**Exercise requirements:** Pictures don't belong in the copy; print all the records exactly.

**Exercise input:**
▼
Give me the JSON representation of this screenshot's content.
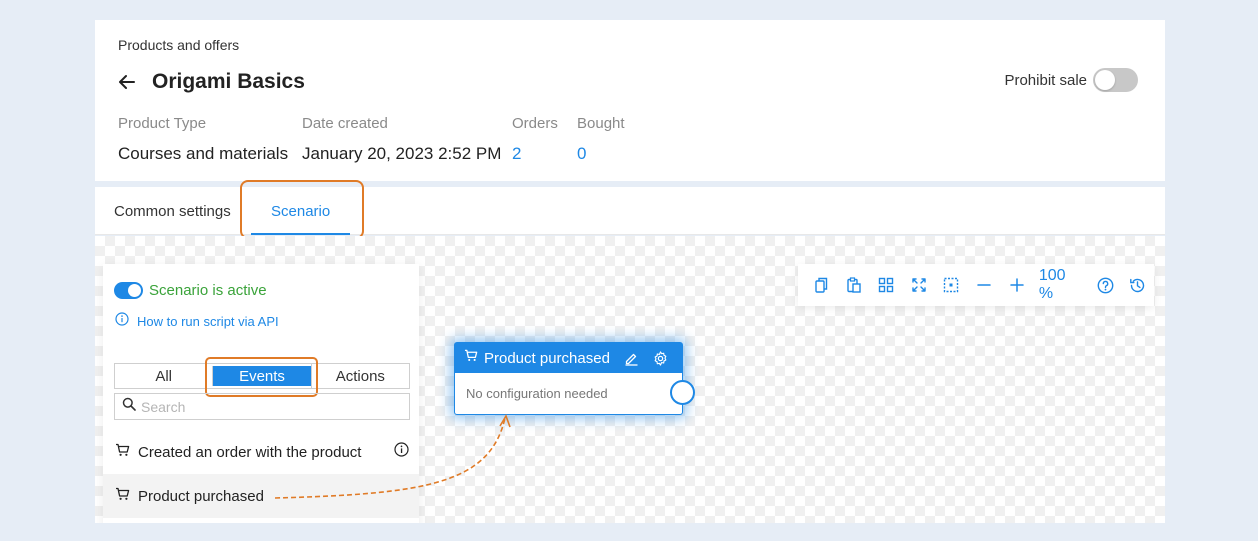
{
  "header": {
    "breadcrumb": "Products and offers",
    "title": "Origami Basics",
    "prohibit_sale_label": "Prohibit sale",
    "meta": [
      {
        "label": "Product Type",
        "value": "Courses and materials"
      },
      {
        "label": "Date created",
        "value": "January 20, 2023 2:52 PM"
      },
      {
        "label": "Orders",
        "value": "2"
      },
      {
        "label": "Bought",
        "value": "0"
      }
    ]
  },
  "tabs": {
    "common": "Common settings",
    "scenario": "Scenario"
  },
  "panel": {
    "active_label": "Scenario is active",
    "api_link": "How to run script via API",
    "filters": [
      "All",
      "Events",
      "Actions"
    ],
    "search_placeholder": "Search",
    "events": [
      "Created an order with the product",
      "Product purchased"
    ]
  },
  "toolbar": {
    "zoom": "100 %"
  },
  "node": {
    "title": "Product purchased",
    "body": "No configuration needed"
  },
  "colors": {
    "accent": "#1e88e5",
    "active": "#3aa33a",
    "highlight": "#e07b27"
  }
}
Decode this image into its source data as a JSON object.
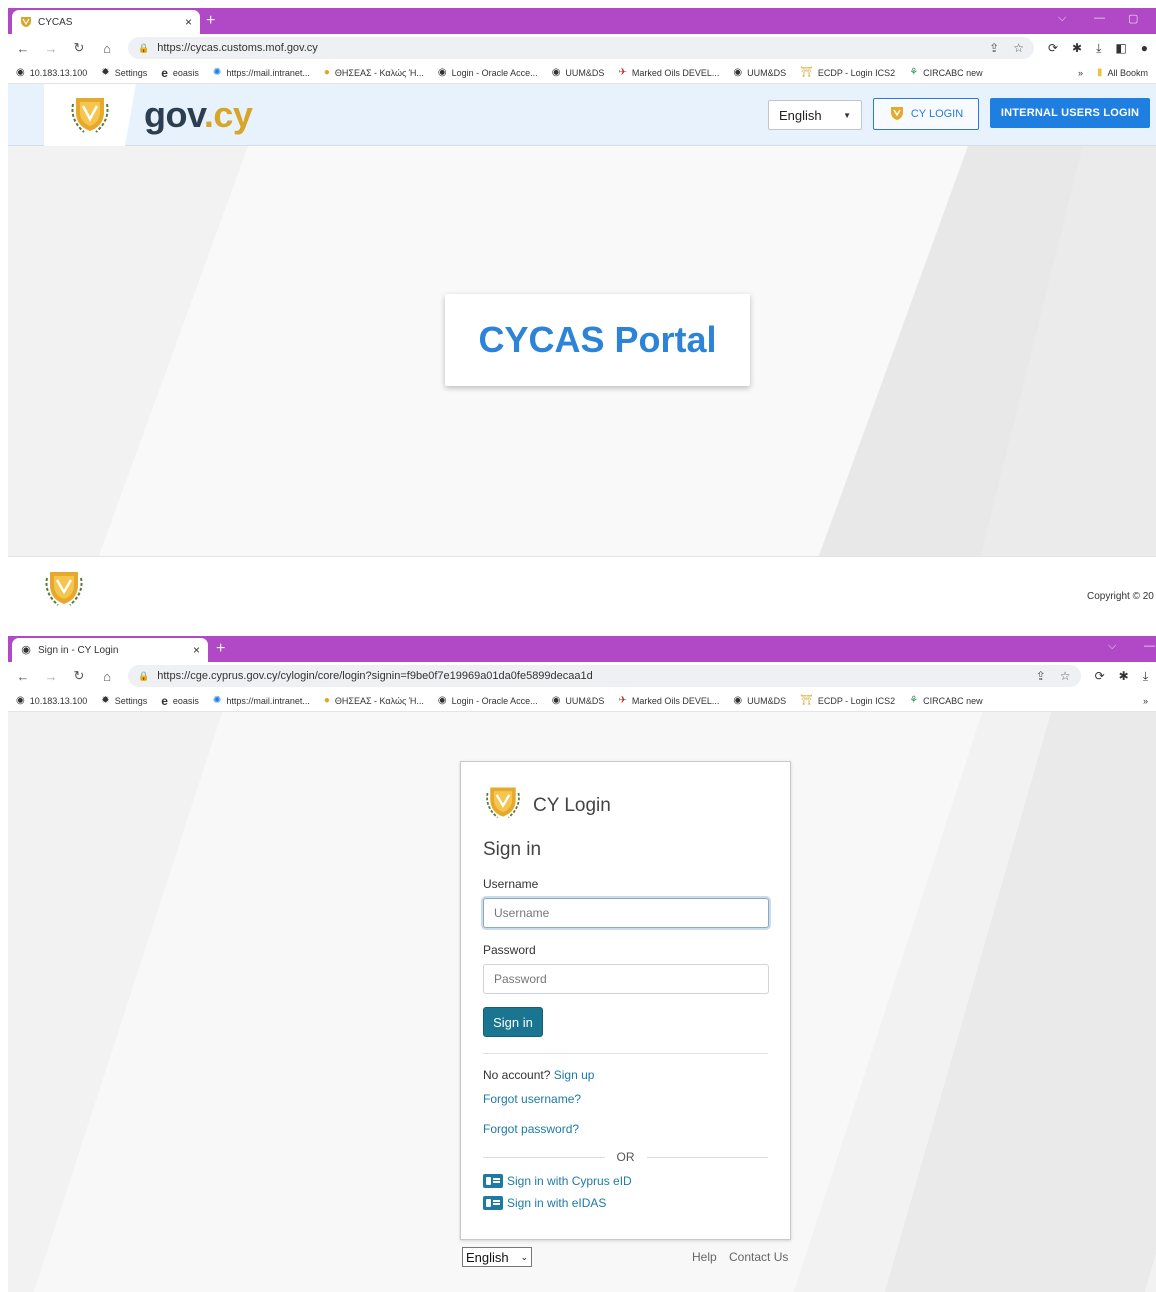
{
  "window1": {
    "tab": {
      "title": "CYCAS",
      "close": "×",
      "new_tab": "+"
    },
    "address": {
      "url": "https://cycas.customs.mof.gov.cy"
    },
    "bookmarks": [
      "10.183.13.100",
      "Settings",
      "eoasis",
      "https://mail.intranet...",
      "ΘΗΣΕΑΣ - Καλώς Ή...",
      "Login - Oracle Acce...",
      "UUM&DS",
      "Marked Oils DEVEL...",
      "UUM&DS",
      "ECDP - Login ICS2",
      "CIRCABC new"
    ],
    "bookmarks_more": "»",
    "bookmarks_all": "All Bookm",
    "header": {
      "brand_gov": "gov",
      "brand_cy": ".cy",
      "language": "English",
      "cy_login_label": "CY LOGIN",
      "internal_login_label": "INTERNAL USERS LOGIN"
    },
    "hero": {
      "portal_title": "CYCAS Portal"
    },
    "footer": {
      "copyright": "Copyright © 20"
    }
  },
  "window2": {
    "tab": {
      "title": "Sign in - CY Login",
      "close": "×",
      "new_tab": "+"
    },
    "address": {
      "url": "https://cge.cyprus.gov.cy/cylogin/core/login?signin=f9be0f7e19969a01da0fe5899decaa1d"
    },
    "bookmarks": [
      "10.183.13.100",
      "Settings",
      "eoasis",
      "https://mail.intranet...",
      "ΘΗΣΕΑΣ - Καλώς Ή...",
      "Login - Oracle Acce...",
      "UUM&DS",
      "Marked Oils DEVEL...",
      "UUM&DS",
      "ECDP - Login ICS2",
      "CIRCABC new"
    ],
    "bookmarks_more": "»",
    "login": {
      "brand": "CY Login",
      "heading": "Sign in",
      "username_label": "Username",
      "username_placeholder": "Username",
      "password_label": "Password",
      "password_placeholder": "Password",
      "signin_button": "Sign in",
      "no_account": "No account?",
      "signup_link": "Sign up",
      "forgot_username": "Forgot username?",
      "forgot_password": "Forgot password?",
      "or": "OR",
      "eid_link": "Sign in with Cyprus eID",
      "eidas_link": "Sign in with eIDAS"
    },
    "footer": {
      "language": "English",
      "help": "Help",
      "contact": "Contact Us"
    }
  },
  "colors": {
    "tabbar": "#b148c6",
    "gov_blue": "#2c83d8",
    "internal_button": "#1e7fe0",
    "cy_gold": "#d7a529",
    "signin_button": "#1a7690",
    "link": "#1d7ba3"
  }
}
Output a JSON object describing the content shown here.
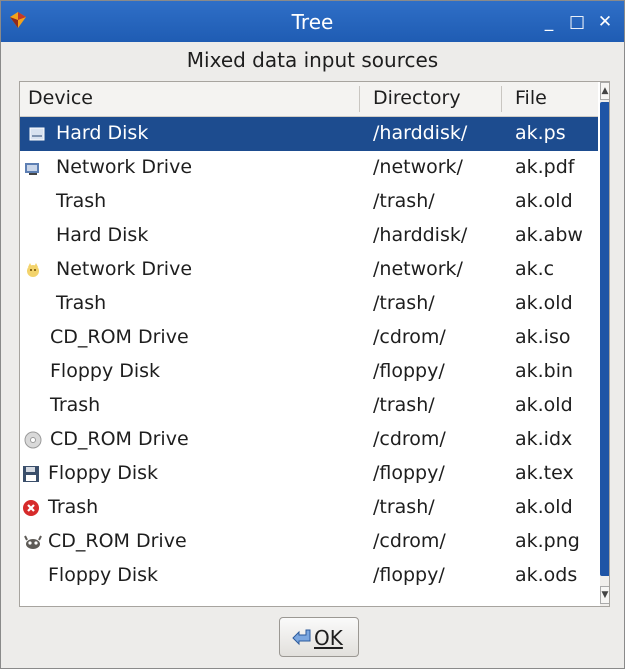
{
  "window": {
    "title": "Tree"
  },
  "title_buttons": {
    "minimize": "_",
    "maximize": "□",
    "close": "✕"
  },
  "subtitle": "Mixed data input sources",
  "columns": {
    "device": "Device",
    "directory": "Directory",
    "file": "File"
  },
  "rows": [
    {
      "device": "Hard Disk",
      "directory": "/harddisk/",
      "file": "ak.ps",
      "icon": "hard-disk-icon",
      "selected": true
    },
    {
      "device": "Network Drive",
      "directory": "/network/",
      "file": "ak.pdf",
      "icon": "network-drive-icon"
    },
    {
      "device": "Trash",
      "directory": "/trash/",
      "file": "ak.old",
      "icon": ""
    },
    {
      "device": "Hard Disk",
      "directory": "/harddisk/",
      "file": "ak.abw",
      "icon": ""
    },
    {
      "device": "Network Drive",
      "directory": "/network/",
      "file": "ak.c",
      "icon": "cat-emblem-icon"
    },
    {
      "device": "Trash",
      "directory": "/trash/",
      "file": "ak.old",
      "icon": ""
    },
    {
      "device": "CD_ROM Drive",
      "directory": "/cdrom/",
      "file": "ak.iso",
      "icon": ""
    },
    {
      "device": "Floppy Disk",
      "directory": "/floppy/",
      "file": "ak.bin",
      "icon": ""
    },
    {
      "device": "Trash",
      "directory": "/trash/",
      "file": "ak.old",
      "icon": ""
    },
    {
      "device": "CD_ROM Drive",
      "directory": "/cdrom/",
      "file": "ak.idx",
      "icon": "cdrom-icon"
    },
    {
      "device": "Floppy Disk",
      "directory": "/floppy/",
      "file": "ak.tex",
      "icon": "floppy-icon"
    },
    {
      "device": "Trash",
      "directory": "/trash/",
      "file": "ak.old",
      "icon": "stop-icon"
    },
    {
      "device": "CD_ROM Drive",
      "directory": "/cdrom/",
      "file": "ak.png",
      "icon": "gimp-icon"
    },
    {
      "device": "Floppy Disk",
      "directory": "/floppy/",
      "file": "ak.ods",
      "icon": ""
    }
  ],
  "ok_button": {
    "label": "OK"
  },
  "colors": {
    "titlebar": "#2062bb",
    "selection": "#1d4c8f",
    "scrollbar_thumb": "#1f55a6"
  }
}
▲
**Exercise answer:**
Give me the JSON representation of this screenshot's content.
{
  "header": {
    "breadcrumb": "Products and offers",
    "title": "Origami Basics",
    "prohibit_sale_label": "Prohibit sale",
    "meta": [
      {
        "label": "Product Type",
        "value": "Courses and materials"
      },
      {
        "label": "Date created",
        "value": "January 20, 2023 2:52 PM"
      },
      {
        "label": "Orders",
        "value": "2"
      },
      {
        "label": "Bought",
        "value": "0"
      }
    ]
  },
  "tabs": {
    "common": "Common settings",
    "scenario": "Scenario"
  },
  "panel": {
    "active_label": "Scenario is active",
    "api_link": "How to run script via API",
    "filters": [
      "All",
      "Events",
      "Actions"
    ],
    "search_placeholder": "Search",
    "events": [
      "Created an order with the product",
      "Product purchased"
    ]
  },
  "toolbar": {
    "zoom": "100 %"
  },
  "node": {
    "title": "Product purchased",
    "body": "No configuration needed"
  },
  "colors": {
    "accent": "#1e88e5",
    "active": "#3aa33a",
    "highlight": "#e07b27"
  }
}
Decode this image into its source data as a JSON object.
{
  "window1": {
    "tab": {
      "title": "CYCAS",
      "close": "×",
      "new_tab": "+"
    },
    "address": {
      "url": "https://cycas.customs.mof.gov.cy"
    },
    "bookmarks": [
      "10.183.13.100",
      "Settings",
      "eoasis",
      "https://mail.intranet...",
      "ΘΗΣΕΑΣ - Καλώς Ή...",
      "Login - Oracle Acce...",
      "UUM&DS",
      "Marked Oils DEVEL...",
      "UUM&DS",
      "ECDP - Login ICS2",
      "CIRCABC new"
    ],
    "bookmarks_more": "»",
    "bookmarks_all": "All Bookm",
    "header": {
      "brand_gov": "gov",
      "brand_cy": ".cy",
      "language": "English",
      "cy_login_label": "CY LOGIN",
      "internal_login_label": "INTERNAL USERS LOGIN"
    },
    "hero": {
      "portal_title": "CYCAS Portal"
    },
    "footer": {
      "copyright": "Copyright © 20"
    }
  },
  "window2": {
    "tab": {
      "title": "Sign in - CY Login",
      "close": "×",
      "new_tab": "+"
    },
    "address": {
      "url": "https://cge.cyprus.gov.cy/cylogin/core/login?signin=f9be0f7e19969a01da0fe5899decaa1d"
    },
    "bookmarks": [
      "10.183.13.100",
      "Settings",
      "eoasis",
      "https://mail.intranet...",
      "ΘΗΣΕΑΣ - Καλώς Ή...",
      "Login - Oracle Acce...",
      "UUM&DS",
      "Marked Oils DEVEL...",
      "UUM&DS",
      "ECDP - Login ICS2",
      "CIRCABC new"
    ],
    "bookmarks_more": "»",
    "login": {
      "brand": "CY Login",
      "heading": "Sign in",
      "username_label": "Username",
      "username_placeholder": "Username",
      "password_label": "Password",
      "password_placeholder": "Password",
      "signin_button": "Sign in",
      "no_account": "No account?",
      "signup_link": "Sign up",
      "forgot_username": "Forgot username?",
      "forgot_password": "Forgot password?",
      "or": "OR",
      "eid_link": "Sign in with Cyprus eID",
      "eidas_link": "Sign in with eIDAS"
    },
    "footer": {
      "language": "English",
      "help": "Help",
      "contact": "Contact Us"
    }
  },
  "colors": {
    "tabbar": "#b148c6",
    "gov_blue": "#2c83d8",
    "internal_button": "#1e7fe0",
    "cy_gold": "#d7a529",
    "signin_button": "#1a7690",
    "link": "#1d7ba3"
  }
}
Output a JSON object describing the content shown here.
{
  "window": {
    "title": "Tree"
  },
  "title_buttons": {
    "minimize": "_",
    "maximize": "□",
    "close": "✕"
  },
  "subtitle": "Mixed data input sources",
  "columns": {
    "device": "Device",
    "directory": "Directory",
    "file": "File"
  },
  "rows": [
    {
      "device": "Hard Disk",
      "directory": "/harddisk/",
      "file": "ak.ps",
      "icon": "hard-disk-icon",
      "selected": true
    },
    {
      "device": "Network Drive",
      "directory": "/network/",
      "file": "ak.pdf",
      "icon": "network-drive-icon"
    },
    {
      "device": "Trash",
      "directory": "/trash/",
      "file": "ak.old",
      "icon": ""
    },
    {
      "device": "Hard Disk",
      "directory": "/harddisk/",
      "file": "ak.abw",
      "icon": ""
    },
    {
      "device": "Network Drive",
      "directory": "/network/",
      "file": "ak.c",
      "icon": "cat-emblem-icon"
    },
    {
      "device": "Trash",
      "directory": "/trash/",
      "file": "ak.old",
      "icon": ""
    },
    {
      "device": "CD_ROM Drive",
      "directory": "/cdrom/",
      "file": "ak.iso",
      "icon": ""
    },
    {
      "device": "Floppy Disk",
      "directory": "/floppy/",
      "file": "ak.bin",
      "icon": ""
    },
    {
      "device": "Trash",
      "directory": "/trash/",
      "file": "ak.old",
      "icon": ""
    },
    {
      "device": "CD_ROM Drive",
      "directory": "/cdrom/",
      "file": "ak.idx",
      "icon": "cdrom-icon"
    },
    {
      "device": "Floppy Disk",
      "directory": "/floppy/",
      "file": "ak.tex",
      "icon": "floppy-icon"
    },
    {
      "device": "Trash",
      "directory": "/trash/",
      "file": "ak.old",
      "icon": "stop-icon"
    },
    {
      "device": "CD_ROM Drive",
      "directory": "/cdrom/",
      "file": "ak.png",
      "icon": "gimp-icon"
    },
    {
      "device": "Floppy Disk",
      "directory": "/floppy/",
      "file": "ak.ods",
      "icon": ""
    }
  ],
  "ok_button": {
    "label": "OK"
  },
  "colors": {
    "titlebar": "#2062bb",
    "selection": "#1d4c8f",
    "scrollbar_thumb": "#1f55a6"
  }
}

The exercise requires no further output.